▶ **CHALLENGE**
Repeat the entire listing exactly as written.

▶ **RECORDS FOR PROCESSING**
********************
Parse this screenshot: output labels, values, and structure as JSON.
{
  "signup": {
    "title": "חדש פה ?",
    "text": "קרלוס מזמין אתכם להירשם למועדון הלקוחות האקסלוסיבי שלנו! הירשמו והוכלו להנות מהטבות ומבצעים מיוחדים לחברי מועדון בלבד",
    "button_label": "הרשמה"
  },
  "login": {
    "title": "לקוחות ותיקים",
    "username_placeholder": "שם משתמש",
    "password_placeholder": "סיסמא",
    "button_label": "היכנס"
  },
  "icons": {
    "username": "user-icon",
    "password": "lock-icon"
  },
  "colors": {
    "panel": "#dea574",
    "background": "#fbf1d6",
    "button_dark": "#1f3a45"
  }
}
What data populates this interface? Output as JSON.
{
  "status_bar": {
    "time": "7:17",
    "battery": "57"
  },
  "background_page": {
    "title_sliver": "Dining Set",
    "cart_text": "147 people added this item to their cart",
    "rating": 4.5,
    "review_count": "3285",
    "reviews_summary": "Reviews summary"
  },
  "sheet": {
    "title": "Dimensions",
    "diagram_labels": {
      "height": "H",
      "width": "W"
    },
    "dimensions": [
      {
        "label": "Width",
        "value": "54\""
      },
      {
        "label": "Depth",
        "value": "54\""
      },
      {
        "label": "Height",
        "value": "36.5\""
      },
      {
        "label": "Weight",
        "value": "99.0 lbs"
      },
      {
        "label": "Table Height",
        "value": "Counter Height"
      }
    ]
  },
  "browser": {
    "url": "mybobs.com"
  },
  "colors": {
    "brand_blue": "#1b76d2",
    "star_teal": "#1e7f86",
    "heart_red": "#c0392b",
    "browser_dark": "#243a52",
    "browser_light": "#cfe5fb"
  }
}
********************
▶ **SOLUTION FOR THIS TASK**
Parse this screenshot: output labels, values, and structure as JSON.
{
  "signup": {
    "title": "חדש פה ?",
    "text": "קרלוס מזמין אתכם להירשם למועדון הלקוחות האקסלוסיבי שלנו! הירשמו והוכלו להנות מהטבות ומבצעים מיוחדים לחברי מועדון בלבד",
    "button_label": "הרשמה"
  },
  "login": {
    "title": "לקוחות ותיקים",
    "username_placeholder": "שם משתמש",
    "password_placeholder": "סיסמא",
    "button_label": "היכנס"
  },
  "icons": {
    "username": "user-icon",
    "password": "lock-icon"
  },
  "colors": {
    "panel": "#dea574",
    "background": "#fbf1d6",
    "button_dark": "#1f3a45"
  }
}
What data populates this interface? Output as JSON.
{
  "status_bar": {
    "time": "7:17",
    "battery": "57"
  },
  "background_page": {
    "title_sliver": "Dining Set",
    "cart_text": "147 people added this item to their cart",
    "rating": 4.5,
    "review_count": "3285",
    "reviews_summary": "Reviews summary"
  },
  "sheet": {
    "title": "Dimensions",
    "diagram_labels": {
      "height": "H",
      "width": "W"
    },
    "dimensions": [
      {
        "label": "Width",
        "value": "54\""
      },
      {
        "label": "Depth",
        "value": "54\""
      },
      {
        "label": "Height",
        "value": "36.5\""
      },
      {
        "label": "Weight",
        "value": "99.0 lbs"
      },
      {
        "label": "Table Height",
        "value": "Counter Height"
      }
    ]
  },
  "browser": {
    "url": "mybobs.com"
  },
  "colors": {
    "brand_blue": "#1b76d2",
    "star_teal": "#1e7f86",
    "heart_red": "#c0392b",
    "browser_dark": "#243a52",
    "browser_light": "#cfe5fb"
  }
}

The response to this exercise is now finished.